_Given exercise_.
Retype the data below without altering anything.

_Recorded data_.

▬▬▬▬▬▬

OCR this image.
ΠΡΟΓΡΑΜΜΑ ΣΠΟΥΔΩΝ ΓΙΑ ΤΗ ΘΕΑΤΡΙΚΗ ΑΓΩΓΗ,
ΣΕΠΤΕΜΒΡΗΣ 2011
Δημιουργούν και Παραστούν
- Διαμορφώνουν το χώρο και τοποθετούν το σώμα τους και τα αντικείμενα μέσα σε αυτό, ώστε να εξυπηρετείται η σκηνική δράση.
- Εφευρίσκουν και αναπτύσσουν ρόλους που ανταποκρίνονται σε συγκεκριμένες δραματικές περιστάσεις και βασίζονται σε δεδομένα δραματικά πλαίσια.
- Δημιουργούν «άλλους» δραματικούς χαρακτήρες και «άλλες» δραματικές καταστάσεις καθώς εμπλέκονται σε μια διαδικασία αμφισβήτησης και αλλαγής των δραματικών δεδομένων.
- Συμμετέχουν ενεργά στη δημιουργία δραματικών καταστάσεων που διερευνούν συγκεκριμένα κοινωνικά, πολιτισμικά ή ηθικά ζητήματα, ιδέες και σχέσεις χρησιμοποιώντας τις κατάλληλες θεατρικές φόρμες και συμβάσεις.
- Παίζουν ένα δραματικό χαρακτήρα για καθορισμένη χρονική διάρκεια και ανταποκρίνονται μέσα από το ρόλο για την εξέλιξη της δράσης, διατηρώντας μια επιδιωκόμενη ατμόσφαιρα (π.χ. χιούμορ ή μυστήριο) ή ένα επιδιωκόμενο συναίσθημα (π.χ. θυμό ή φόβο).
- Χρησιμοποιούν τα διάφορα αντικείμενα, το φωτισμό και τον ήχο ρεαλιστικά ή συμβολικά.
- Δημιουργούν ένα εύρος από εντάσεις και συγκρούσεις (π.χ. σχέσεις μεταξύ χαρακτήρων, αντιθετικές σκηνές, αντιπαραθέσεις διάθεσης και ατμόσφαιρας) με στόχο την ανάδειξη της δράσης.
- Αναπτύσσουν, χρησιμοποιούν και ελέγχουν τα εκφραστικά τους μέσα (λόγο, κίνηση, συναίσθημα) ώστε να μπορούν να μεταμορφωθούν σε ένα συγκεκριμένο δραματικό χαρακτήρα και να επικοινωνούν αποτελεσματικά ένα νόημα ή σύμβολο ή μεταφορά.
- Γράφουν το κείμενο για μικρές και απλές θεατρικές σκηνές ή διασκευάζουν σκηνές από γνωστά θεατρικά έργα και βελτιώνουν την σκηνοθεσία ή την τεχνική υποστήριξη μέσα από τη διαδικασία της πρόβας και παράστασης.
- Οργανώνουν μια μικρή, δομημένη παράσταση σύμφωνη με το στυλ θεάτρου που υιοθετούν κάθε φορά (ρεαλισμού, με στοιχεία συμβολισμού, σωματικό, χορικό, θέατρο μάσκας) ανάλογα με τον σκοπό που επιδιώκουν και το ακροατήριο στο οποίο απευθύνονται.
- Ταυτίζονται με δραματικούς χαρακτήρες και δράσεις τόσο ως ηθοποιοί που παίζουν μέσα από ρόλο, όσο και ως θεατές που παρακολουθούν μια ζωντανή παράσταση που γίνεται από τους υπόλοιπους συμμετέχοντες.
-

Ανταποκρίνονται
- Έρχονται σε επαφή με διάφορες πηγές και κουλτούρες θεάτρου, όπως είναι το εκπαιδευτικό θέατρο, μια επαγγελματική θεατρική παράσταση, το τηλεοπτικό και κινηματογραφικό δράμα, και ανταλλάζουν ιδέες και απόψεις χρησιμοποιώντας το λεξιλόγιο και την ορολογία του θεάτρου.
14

▬▬▬▬▬▬

_Solved exercise_.
OCR this image.
ΠΡΟΓΡΑΜΜΑ ΣΠΟΥΔΩΝ ΓΙΑ ΤΗ ΘΕΑΤΡΙΚΗ ΑΓΩΓΗ,
ΣΕΠΤΕΜΒΡΗΣ 2011
Δημιουργούν και Παραστούν
- Διαμορφώνουν το χώρο και τοποθετούν το σώμα τους και τα αντικείμενα μέσα σε αυτό, ώστε να εξυπηρετείται η σκηνική δράση.
- Εφευρίσκουν και αναπτύσσουν ρόλους που ανταποκρίνονται σε συγκεκριμένες δραματικές περιστάσεις και βασίζονται σε δεδομένα δραματικά πλαίσια.
- Δημιουργούν «άλλους» δραματικούς χαρακτήρες και «άλλες» δραματικές καταστάσεις καθώς εμπλέκονται σε μια διαδικασία αμφισβήτησης και αλλαγής των δραματικών δεδομένων.
- Συμμετέχουν ενεργά στη δημιουργία δραματικών καταστάσεων που διερευνούν συγκεκριμένα κοινωνικά, πολιτισμικά ή ηθικά ζητήματα, ιδέες και σχέσεις χρησιμοποιώντας τις κατάλληλες θεατρικές φόρμες και συμβάσεις.
- Παίζουν ένα δραματικό χαρακτήρα για καθορισμένη χρονική διάρκεια και ανταποκρίνονται μέσα από το ρόλο για την εξέλιξη της δράσης, διατηρώντας μια επιδιωκόμενη ατμόσφαιρα (π.χ. χιούμορ ή μυστήριο) ή ένα επιδιωκόμενο συναίσθημα (π.χ. θυμό ή φόβο).
- Χρησιμοποιούν τα διάφορα αντικείμενα, το φωτισμό και τον ήχο ρεαλιστικά ή συμβολικά.
- Δημιουργούν ένα εύρος από εντάσεις και συγκρούσεις (π.χ. σχέσεις μεταξύ χαρακτήρων, αντιθετικές σκηνές, αντιπαραθέσεις διάθεσης και ατμόσφαιρας) με στόχο την ανάδειξη της δράσης.
- Αναπτύσσουν, χρησιμοποιούν και ελέγχουν τα εκφραστικά τους μέσα (λόγο, κίνηση, συναίσθημα) ώστε να μπορούν να μεταμορφωθούν σε ένα συγκεκριμένο δραματικό χαρακτήρα και να επικοινωνούν αποτελεσματικά ένα νόημα ή σύμβολο ή μεταφορά.
- Γράφουν το κείμενο για μικρές και απλές θεατρικές σκηνές ή διασκευάζουν σκηνές από γνωστά θεατρικά έργα και βελτιώνουν την σκηνοθεσία ή την τεχνική υποστήριξη μέσα από τη διαδικασία της πρόβας και παράστασης.
- Οργανώνουν μια μικρή, δομημένη παράσταση σύμφωνη με το στυλ θεάτρου που υιοθετούν κάθε φορά (ρεαλισμού, με στοιχεία συμβολισμού, σωματικό, χορικό, θέατρο μάσκας) ανάλογα με τον σκοπό που επιδιώκουν και το ακροατήριο στο οποίο απευθύνονται.
- Ταυτίζονται με δραματικούς χαρακτήρες και δράσεις τόσο ως ηθοποιοί που παίζουν μέσα από ρόλο, όσο και ως θεατές που παρακολουθούν μια ζωντανή παράσταση που γίνεται από τους υπόλοιπους συμμετέχοντες.
-

Ανταποκρίνονται
- Έρχονται σε επαφή με διάφορες πηγές και κουλτούρες θεάτρου, όπως είναι το εκπαιδευτικό θέατρο, μια επαγγελματική θεατρική παράσταση, το τηλεοπτικό και κινηματογραφικό δράμα, και ανταλλάζουν ιδέες και απόψεις χρησιμοποιώντας το λεξιλόγιο και την ορολογία του θεάτρου.
14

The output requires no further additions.